##### Materials provided #####
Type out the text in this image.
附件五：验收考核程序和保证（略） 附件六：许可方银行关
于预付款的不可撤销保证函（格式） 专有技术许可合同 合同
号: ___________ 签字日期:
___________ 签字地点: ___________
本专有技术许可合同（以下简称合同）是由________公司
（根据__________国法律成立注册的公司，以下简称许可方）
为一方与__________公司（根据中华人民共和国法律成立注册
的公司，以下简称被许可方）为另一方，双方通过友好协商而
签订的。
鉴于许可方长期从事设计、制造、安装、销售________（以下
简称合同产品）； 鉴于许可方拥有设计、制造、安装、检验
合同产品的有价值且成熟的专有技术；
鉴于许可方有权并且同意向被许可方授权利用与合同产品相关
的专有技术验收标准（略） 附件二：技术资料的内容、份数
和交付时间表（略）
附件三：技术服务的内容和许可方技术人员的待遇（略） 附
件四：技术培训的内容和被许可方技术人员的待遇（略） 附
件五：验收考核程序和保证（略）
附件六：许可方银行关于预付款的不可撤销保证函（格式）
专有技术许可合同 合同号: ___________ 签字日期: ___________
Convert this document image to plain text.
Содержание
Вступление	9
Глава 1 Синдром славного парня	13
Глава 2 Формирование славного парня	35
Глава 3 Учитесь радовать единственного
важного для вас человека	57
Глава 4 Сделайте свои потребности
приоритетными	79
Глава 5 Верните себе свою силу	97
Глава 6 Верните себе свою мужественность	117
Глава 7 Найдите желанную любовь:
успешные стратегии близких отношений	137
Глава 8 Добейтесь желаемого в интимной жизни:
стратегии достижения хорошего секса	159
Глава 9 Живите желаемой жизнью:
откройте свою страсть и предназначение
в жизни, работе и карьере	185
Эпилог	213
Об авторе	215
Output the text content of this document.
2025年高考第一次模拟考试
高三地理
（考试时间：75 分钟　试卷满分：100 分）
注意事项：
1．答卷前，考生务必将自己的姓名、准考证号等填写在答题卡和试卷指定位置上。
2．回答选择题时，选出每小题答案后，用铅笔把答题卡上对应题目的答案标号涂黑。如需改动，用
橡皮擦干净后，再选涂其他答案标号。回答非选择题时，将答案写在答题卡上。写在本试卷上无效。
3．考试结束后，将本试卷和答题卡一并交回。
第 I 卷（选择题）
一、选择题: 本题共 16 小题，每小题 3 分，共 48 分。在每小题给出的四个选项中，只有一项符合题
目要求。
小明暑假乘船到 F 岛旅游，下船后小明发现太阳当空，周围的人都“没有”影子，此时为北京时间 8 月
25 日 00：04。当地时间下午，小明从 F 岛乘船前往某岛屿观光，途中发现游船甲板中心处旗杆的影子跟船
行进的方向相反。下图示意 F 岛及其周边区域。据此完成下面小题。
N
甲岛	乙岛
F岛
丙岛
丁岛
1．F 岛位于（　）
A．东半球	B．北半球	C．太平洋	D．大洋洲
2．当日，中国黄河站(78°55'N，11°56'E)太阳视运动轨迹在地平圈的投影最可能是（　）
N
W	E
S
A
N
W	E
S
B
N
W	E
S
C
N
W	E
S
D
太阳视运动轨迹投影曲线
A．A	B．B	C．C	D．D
#####
Task instructions: Repeat the listing exactly, from its first line to its last.

Full solution:
Type out the text in this image.
附件五：验收考核程序和保证（略） 附件六：许可方银行关
于预付款的不可撤销保证函（格式） 专有技术许可合同 合同
号: ___________ 签字日期:
___________ 签字地点: ___________
本专有技术许可合同（以下简称合同）是由________公司
（根据__________国法律成立注册的公司，以下简称许可方）
为一方与__________公司（根据中华人民共和国法律成立注册
的公司，以下简称被许可方）为另一方，双方通过友好协商而
签订的。
鉴于许可方长期从事设计、制造、安装、销售________（以下
简称合同产品）； 鉴于许可方拥有设计、制造、安装、检验
合同产品的有价值且成熟的专有技术；
鉴于许可方有权并且同意向被许可方授权利用与合同产品相关
的专有技术验收标准（略） 附件二：技术资料的内容、份数
和交付时间表（略）
附件三：技术服务的内容和许可方技术人员的待遇（略） 附
件四：技术培训的内容和被许可方技术人员的待遇（略） 附
件五：验收考核程序和保证（略）
附件六：许可方银行关于预付款的不可撤销保证函（格式）
专有技术许可合同 合同号: ___________ 签字日期: ___________
Convert this document image to plain text.
Содержание
Вступление	9
Глава 1 Синдром славного парня	13
Глава 2 Формирование славного парня	35
Глава 3 Учитесь радовать единственного
важного для вас человека	57
Глава 4 Сделайте свои потребности
приоритетными	79
Глава 5 Верните себе свою силу	97
Глава 6 Верните себе свою мужественность	117
Глава 7 Найдите желанную любовь:
успешные стратегии близких отношений	137
Глава 8 Добейтесь желаемого в интимной жизни:
стратегии достижения хорошего секса	159
Глава 9 Живите желаемой жизнью:
откройте свою страсть и предназначение
в жизни, работе и карьере	185
Эпилог	213
Об авторе	215
Output the text content of this document.
2025年高考第一次模拟考试
高三地理
（考试时间：75 分钟　试卷满分：100 分）
注意事项：
1．答卷前，考生务必将自己的姓名、准考证号等填写在答题卡和试卷指定位置上。
2．回答选择题时，选出每小题答案后，用铅笔把答题卡上对应题目的答案标号涂黑。如需改动，用
橡皮擦干净后，再选涂其他答案标号。回答非选择题时，将答案写在答题卡上。写在本试卷上无效。
3．考试结束后，将本试卷和答题卡一并交回。
第 I 卷（选择题）
一、选择题: 本题共 16 小题，每小题 3 分，共 48 分。在每小题给出的四个选项中，只有一项符合题
目要求。
小明暑假乘船到 F 岛旅游，下船后小明发现太阳当空，周围的人都“没有”影子，此时为北京时间 8 月
25 日 00：04。当地时间下午，小明从 F 岛乘船前往某岛屿观光，途中发现游船甲板中心处旗杆的影子跟船
行进的方向相反。下图示意 F 岛及其周边区域。据此完成下面小题。
N
甲岛	乙岛
F岛
丙岛
丁岛
1．F 岛位于（　）
A．东半球	B．北半球	C．太平洋	D．大洋洲
2．当日，中国黄河站(78°55'N，11°56'E)太阳视运动轨迹在地平圈的投影最可能是（　）
N
W	E
S
A
N
W	E
S
B
N
W	E
S
C
N
W	E
S
D
太阳视运动轨迹投影曲线
A．A	B．B	C．C	D．D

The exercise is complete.